### Records shown

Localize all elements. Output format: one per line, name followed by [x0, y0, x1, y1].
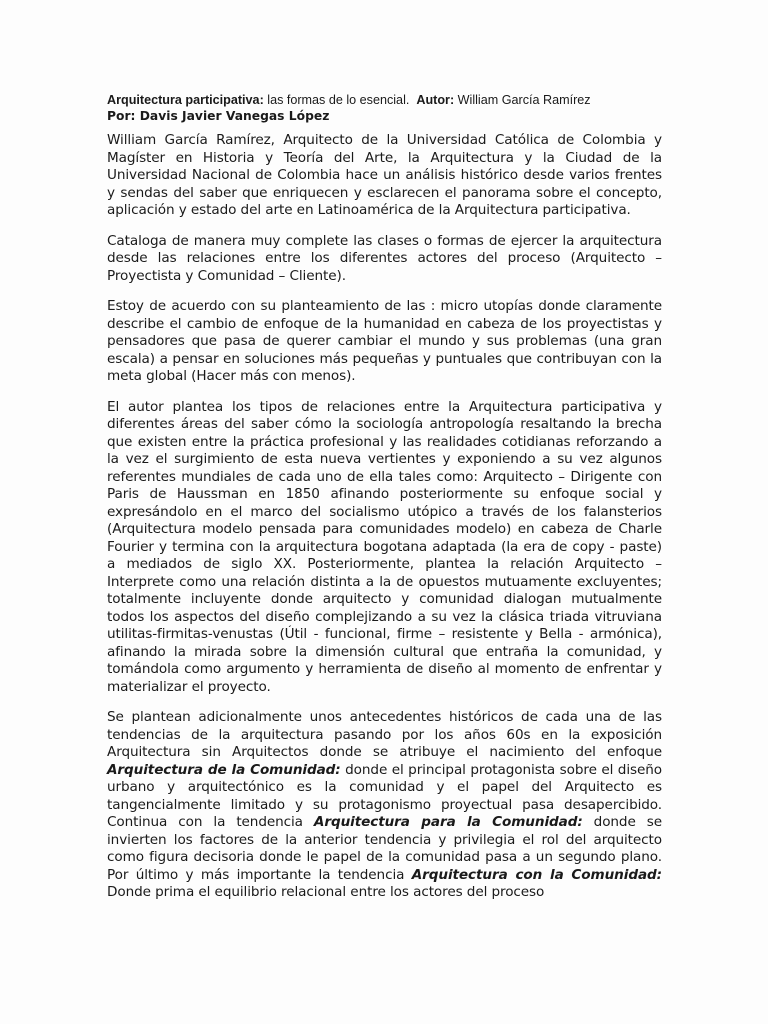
by-line: Por: Davis Javier Vanegas López — [107, 109, 330, 123]
paragraph-1: William García Ramírez, Arquitecto de la Universidad Católica de Colombia y Magíster en Historia y Teoría del Arte, la Arquitectura y la Ciudad de la Universidad Nacional de Colombia hace un análisis histórico desde varios frentes y sendas del saber que enriquecen y esclarecen el panorama sobre el concepto, aplicación y estado del arte en Latinoamérica de la Arquitectura participativa. — [107, 132, 662, 218]
paragraph-5 — [107, 709, 662, 902]
paragraph-5-text-3: donde se invierten los factores de la anterior tendencia y privilegia el rol del arquitecto como figura decisoria donde le papel de la comunidad pasa a un segundo plano. Por último y más importante la tendencia — [107, 814, 662, 883]
emphasis-arquitectura-para-la-comunidad: Arquitectura para la Comunidad: — [313, 814, 583, 830]
title-subtitle: las formas de lo esencial. — [263, 93, 410, 107]
paragraph-2: Cataloga de manera muy complete las clases o formas de ejercer la arquitectura desde las relaciones entre los diferentes actores del proceso (Arquitecto – Proyectista y Comunidad – Cliente). — [107, 232, 662, 284]
emphasis-arquitectura-de-la-comunidad: Arquitectura de la Comunidad: — [107, 761, 341, 778]
document-page — [107, 92, 662, 915]
title-bold: Arquitectura participativa: — [107, 93, 264, 107]
document-header — [107, 92, 662, 124]
paragraph-5-text-2: donde el principal protagonista sobre el diseño urbano y arquitectónico es la comunidad y el papel del Arquitecto es tangencialmente limitado y su protagonismo proyectual pasa desapercibido. Continua con la tendencia — [107, 761, 662, 830]
paragraph-4: El autor plantea los tipos de relaciones entre la Arquitectura participativa y diferentes áreas del saber cómo la sociología antropología resaltando la brecha que existen entre la práctica profesional y las realidades cotidianas reforzando a la vez el surgimiento de esta nueva vertientes y exponiendo a su vez algunos referentes mundiales de cada uno de ella tales como: Arquitecto – Dirigente con Paris de Haussman en 1850 afinando posteriormente su enfoque social y expresándolo en el marco del socialismo utópico a través de los falansterios (Arquitectura modelo pensada para comunidades modelo) en cabeza de Charle Fourier y termina con la arquitectura bogotana adaptada (la era de copy - paste) a mediados de siglo XX. Posteriormente, plantea la relación Arquitecto – Interprete como una relación distinta a la de opuestos mutuamente excluyentes; totalmente incluyente donde arquitecto y comunidad dialogan mutualmente todos los aspectos del diseño complejizando a su vez la clásica triada vitruviana utilitas-firmitas-venustas (Útil - funcional, firme – resistente y Bella - armónica), afinando la mirada sobre la dimensión cultural que entraña la comunidad, y tomándola como argumento y herramienta de diseño al momento de enfrentar y materializar el proyecto. — [107, 398, 662, 695]
paragraph-5-text-4: Donde prima el equilibrio relacional entre los actores del proceso — [107, 884, 545, 900]
author-name: William García Ramírez — [454, 93, 591, 107]
title-line — [107, 92, 662, 108]
author-label: Autor: — [416, 93, 455, 107]
paragraph-5-text-1: Se plantean adicionalmente unos antecedentes históricos de cada una de las tendencias de la arquitectura pasando por los años 60s en la exposición Arquitectura sin Arquitectos donde se atribuye el nacimiento del enfoque — [107, 709, 662, 760]
paragraph-3: Estoy de acuerdo con su planteamiento de las : micro utopías donde claramente describe el cambio de enfoque de la humanidad en cabeza de los proyectistas y pensadores que pasa de querer cambiar el mundo y sus problemas (una gran escala) a pensar en soluciones más pequeñas y puntuales que contribuyan con la meta global (Hacer más con menos). — [107, 298, 662, 384]
emphasis-arquitectura-con-la-comunidad: Arquitectura con la Comunidad: — [411, 866, 662, 883]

######

# Challenge
Please rewrite the stretch of the records from the line containing "by-line: Por: Davis" through the line containing "paragraph-5-text-2: donde el", changing "Cliente" to "Usuario" and leaving everything else unchanged.

# Written answer
by-line: Por: Davis Javier Vanegas López — [107, 109, 330, 123]
paragraph-1: William García Ramírez, Arquitecto de la Universidad Católica de Colombia y Magíster en Historia y Teoría del Arte, la Arquitectura y la Ciudad de la Universidad Nacional de Colombia hace un análisis histórico desde varios frentes y sendas del saber que enriquecen y esclarecen el panorama sobre el concepto, aplicación y estado del arte en Latinoamérica de la Arquitectura participativa. — [107, 132, 662, 218]
paragraph-5 — [107, 709, 662, 902]
paragraph-5-text-3: donde se invierten los factores de la anterior tendencia y privilegia el rol del arquitecto como figura decisoria donde le papel de la comunidad pasa a un segundo plano. Por último y más importante la tendencia — [107, 814, 662, 883]
emphasis-arquitectura-para-la-comunidad: Arquitectura para la Comunidad: — [313, 814, 583, 830]
title-subtitle: las formas de lo esencial. — [263, 93, 410, 107]
paragraph-2: Cataloga de manera muy complete las clases o formas de ejercer la arquitectura desde las relaciones entre los diferentes actores del proceso (Arquitecto – Proyectista y Comunidad – Usuario). — [107, 232, 662, 284]
emphasis-arquitectura-de-la-comunidad: Arquitectura de la Comunidad: — [107, 761, 341, 778]
document-page — [107, 92, 662, 915]
title-bold: Arquitectura participativa: — [107, 93, 264, 107]
document-header — [107, 92, 662, 124]
paragraph-5-text-2: donde el principal protagonista sobre el diseño urbano y arquitectónico es la comunidad y el papel del Arquitecto es tangencialmente limitado y su protagonismo proyectual pasa desapercibido. Continua con la tendencia — [107, 761, 662, 830]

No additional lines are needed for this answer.